> Dataset rows

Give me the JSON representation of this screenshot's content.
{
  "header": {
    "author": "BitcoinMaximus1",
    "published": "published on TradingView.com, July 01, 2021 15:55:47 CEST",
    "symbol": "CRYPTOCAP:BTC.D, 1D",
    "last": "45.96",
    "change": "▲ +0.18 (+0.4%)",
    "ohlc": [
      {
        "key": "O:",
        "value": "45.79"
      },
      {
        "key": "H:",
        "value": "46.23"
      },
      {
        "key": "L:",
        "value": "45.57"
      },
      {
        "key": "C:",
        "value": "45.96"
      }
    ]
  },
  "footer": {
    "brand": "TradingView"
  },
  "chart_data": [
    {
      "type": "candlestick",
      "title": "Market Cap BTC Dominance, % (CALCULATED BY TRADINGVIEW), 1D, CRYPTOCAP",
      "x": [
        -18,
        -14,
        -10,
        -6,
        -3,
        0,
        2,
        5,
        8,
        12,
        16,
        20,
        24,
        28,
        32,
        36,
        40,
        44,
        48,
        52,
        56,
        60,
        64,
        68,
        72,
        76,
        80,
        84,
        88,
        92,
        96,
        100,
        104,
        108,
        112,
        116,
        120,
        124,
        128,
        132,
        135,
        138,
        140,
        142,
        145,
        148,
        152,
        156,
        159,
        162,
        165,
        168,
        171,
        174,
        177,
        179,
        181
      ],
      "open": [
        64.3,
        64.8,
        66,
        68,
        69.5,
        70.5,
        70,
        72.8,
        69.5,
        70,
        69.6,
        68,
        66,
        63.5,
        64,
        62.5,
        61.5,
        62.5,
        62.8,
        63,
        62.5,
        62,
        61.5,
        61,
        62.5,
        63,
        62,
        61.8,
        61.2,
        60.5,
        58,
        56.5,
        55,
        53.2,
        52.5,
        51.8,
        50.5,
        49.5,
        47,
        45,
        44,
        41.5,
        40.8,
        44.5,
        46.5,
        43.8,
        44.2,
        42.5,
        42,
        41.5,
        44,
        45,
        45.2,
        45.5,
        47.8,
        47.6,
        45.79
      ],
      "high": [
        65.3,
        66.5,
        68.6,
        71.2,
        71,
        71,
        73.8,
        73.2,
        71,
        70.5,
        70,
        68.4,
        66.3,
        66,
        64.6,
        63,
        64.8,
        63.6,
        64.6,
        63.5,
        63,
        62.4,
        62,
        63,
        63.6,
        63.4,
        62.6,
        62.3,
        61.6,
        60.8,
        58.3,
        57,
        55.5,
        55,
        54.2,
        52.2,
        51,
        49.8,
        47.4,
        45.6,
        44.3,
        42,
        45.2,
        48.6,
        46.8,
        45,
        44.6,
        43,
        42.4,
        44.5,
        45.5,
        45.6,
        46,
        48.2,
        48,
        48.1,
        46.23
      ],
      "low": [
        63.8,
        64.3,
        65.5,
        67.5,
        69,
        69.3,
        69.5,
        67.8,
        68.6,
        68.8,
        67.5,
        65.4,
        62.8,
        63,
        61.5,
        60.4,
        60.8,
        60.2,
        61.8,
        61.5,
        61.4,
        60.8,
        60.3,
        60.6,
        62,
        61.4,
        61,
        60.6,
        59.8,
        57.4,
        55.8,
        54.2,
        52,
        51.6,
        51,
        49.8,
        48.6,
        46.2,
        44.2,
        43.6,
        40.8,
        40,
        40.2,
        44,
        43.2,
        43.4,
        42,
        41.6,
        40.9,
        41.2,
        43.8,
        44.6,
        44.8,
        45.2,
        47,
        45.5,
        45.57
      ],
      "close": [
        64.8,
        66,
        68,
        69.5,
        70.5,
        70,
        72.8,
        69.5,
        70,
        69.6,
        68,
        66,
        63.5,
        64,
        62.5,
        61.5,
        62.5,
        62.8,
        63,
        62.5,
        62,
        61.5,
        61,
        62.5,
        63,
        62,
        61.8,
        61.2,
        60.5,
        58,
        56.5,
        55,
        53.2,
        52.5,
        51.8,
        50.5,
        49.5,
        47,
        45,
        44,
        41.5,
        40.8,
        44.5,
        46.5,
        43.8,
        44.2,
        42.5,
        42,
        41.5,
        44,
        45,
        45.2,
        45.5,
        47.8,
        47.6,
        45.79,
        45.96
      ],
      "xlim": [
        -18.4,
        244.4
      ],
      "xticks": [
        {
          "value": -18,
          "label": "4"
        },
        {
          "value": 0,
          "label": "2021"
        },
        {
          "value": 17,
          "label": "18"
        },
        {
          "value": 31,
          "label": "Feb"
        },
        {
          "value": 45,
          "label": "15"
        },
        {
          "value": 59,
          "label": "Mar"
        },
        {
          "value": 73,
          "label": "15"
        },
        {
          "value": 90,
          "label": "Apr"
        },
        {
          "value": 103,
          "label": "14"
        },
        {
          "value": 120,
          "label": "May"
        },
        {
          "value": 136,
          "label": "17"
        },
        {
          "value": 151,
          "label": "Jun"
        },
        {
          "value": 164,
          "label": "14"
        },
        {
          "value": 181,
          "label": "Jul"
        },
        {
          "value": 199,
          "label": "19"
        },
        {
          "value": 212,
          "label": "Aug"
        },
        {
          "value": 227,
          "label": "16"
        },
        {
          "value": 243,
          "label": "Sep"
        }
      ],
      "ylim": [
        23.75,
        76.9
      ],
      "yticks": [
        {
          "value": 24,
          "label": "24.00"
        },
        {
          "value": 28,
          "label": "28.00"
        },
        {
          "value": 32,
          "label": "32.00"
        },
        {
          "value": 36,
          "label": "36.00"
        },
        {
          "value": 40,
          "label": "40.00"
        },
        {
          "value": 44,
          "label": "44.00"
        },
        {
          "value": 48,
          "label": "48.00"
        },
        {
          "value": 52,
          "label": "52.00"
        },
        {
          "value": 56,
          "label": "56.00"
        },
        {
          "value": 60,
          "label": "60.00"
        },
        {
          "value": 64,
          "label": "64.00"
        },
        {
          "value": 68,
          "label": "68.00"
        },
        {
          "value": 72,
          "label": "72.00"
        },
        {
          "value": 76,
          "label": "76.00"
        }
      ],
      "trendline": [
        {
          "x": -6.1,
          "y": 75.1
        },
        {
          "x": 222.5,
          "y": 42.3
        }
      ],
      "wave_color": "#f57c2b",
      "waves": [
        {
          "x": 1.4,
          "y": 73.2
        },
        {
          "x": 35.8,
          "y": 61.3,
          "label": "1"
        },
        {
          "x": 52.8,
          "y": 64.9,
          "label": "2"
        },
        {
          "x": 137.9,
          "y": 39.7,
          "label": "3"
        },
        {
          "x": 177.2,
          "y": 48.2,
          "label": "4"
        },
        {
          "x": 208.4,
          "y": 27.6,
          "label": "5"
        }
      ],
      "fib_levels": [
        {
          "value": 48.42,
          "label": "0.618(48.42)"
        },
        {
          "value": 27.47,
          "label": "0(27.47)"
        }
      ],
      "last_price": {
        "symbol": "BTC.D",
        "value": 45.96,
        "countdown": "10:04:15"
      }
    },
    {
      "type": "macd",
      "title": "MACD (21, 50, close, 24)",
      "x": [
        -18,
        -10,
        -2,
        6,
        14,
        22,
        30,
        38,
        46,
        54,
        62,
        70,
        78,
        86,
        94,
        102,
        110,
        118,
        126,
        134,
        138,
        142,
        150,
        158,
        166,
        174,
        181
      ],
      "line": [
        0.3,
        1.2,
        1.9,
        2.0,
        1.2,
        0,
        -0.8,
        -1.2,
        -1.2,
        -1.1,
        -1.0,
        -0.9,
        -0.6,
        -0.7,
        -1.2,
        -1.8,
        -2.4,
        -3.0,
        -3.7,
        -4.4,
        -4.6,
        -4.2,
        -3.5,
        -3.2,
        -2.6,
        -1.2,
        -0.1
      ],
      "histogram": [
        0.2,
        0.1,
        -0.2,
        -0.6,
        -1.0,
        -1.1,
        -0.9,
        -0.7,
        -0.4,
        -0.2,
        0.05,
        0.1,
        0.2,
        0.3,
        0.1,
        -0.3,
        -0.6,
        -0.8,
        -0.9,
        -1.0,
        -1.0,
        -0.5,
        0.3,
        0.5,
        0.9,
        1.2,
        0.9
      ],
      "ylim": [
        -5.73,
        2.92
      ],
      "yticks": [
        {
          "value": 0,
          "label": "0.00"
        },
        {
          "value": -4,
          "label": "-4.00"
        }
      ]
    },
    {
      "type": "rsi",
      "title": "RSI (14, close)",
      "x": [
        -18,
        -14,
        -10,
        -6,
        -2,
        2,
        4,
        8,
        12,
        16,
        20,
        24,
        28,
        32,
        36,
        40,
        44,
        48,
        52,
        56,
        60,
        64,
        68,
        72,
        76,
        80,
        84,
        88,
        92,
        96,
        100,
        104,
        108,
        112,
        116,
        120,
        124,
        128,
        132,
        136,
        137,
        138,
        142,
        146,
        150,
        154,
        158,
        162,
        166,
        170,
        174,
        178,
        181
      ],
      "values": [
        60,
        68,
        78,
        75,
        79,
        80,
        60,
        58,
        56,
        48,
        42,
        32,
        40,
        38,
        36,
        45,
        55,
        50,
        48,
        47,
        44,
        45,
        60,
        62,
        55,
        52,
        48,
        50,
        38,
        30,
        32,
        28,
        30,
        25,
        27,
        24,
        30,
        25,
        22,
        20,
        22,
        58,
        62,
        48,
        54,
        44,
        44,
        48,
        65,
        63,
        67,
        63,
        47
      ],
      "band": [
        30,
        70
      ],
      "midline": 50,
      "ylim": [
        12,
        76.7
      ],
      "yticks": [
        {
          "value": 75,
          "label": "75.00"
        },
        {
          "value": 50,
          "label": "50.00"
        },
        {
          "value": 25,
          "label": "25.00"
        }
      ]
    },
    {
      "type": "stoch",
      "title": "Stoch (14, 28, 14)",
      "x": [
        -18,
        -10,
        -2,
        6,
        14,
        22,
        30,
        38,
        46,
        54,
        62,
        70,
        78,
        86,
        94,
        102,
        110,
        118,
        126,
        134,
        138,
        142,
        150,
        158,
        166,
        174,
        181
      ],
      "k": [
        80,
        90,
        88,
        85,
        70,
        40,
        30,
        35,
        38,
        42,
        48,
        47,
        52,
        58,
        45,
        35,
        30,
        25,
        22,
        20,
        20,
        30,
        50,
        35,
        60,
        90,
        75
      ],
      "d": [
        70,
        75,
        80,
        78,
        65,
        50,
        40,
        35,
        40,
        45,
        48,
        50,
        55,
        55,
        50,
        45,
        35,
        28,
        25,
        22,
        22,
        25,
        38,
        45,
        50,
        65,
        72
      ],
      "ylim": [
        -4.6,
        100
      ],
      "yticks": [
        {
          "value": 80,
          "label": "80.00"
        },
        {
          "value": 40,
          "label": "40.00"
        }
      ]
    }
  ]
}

> PROMPT
Collect every line with the string "close" from the records, and copy each.

> RESPONSE TO THE TASK
      "close": [
      "title": "MACD (21, 50, close, 24)",
      "title": "RSI (14, close)",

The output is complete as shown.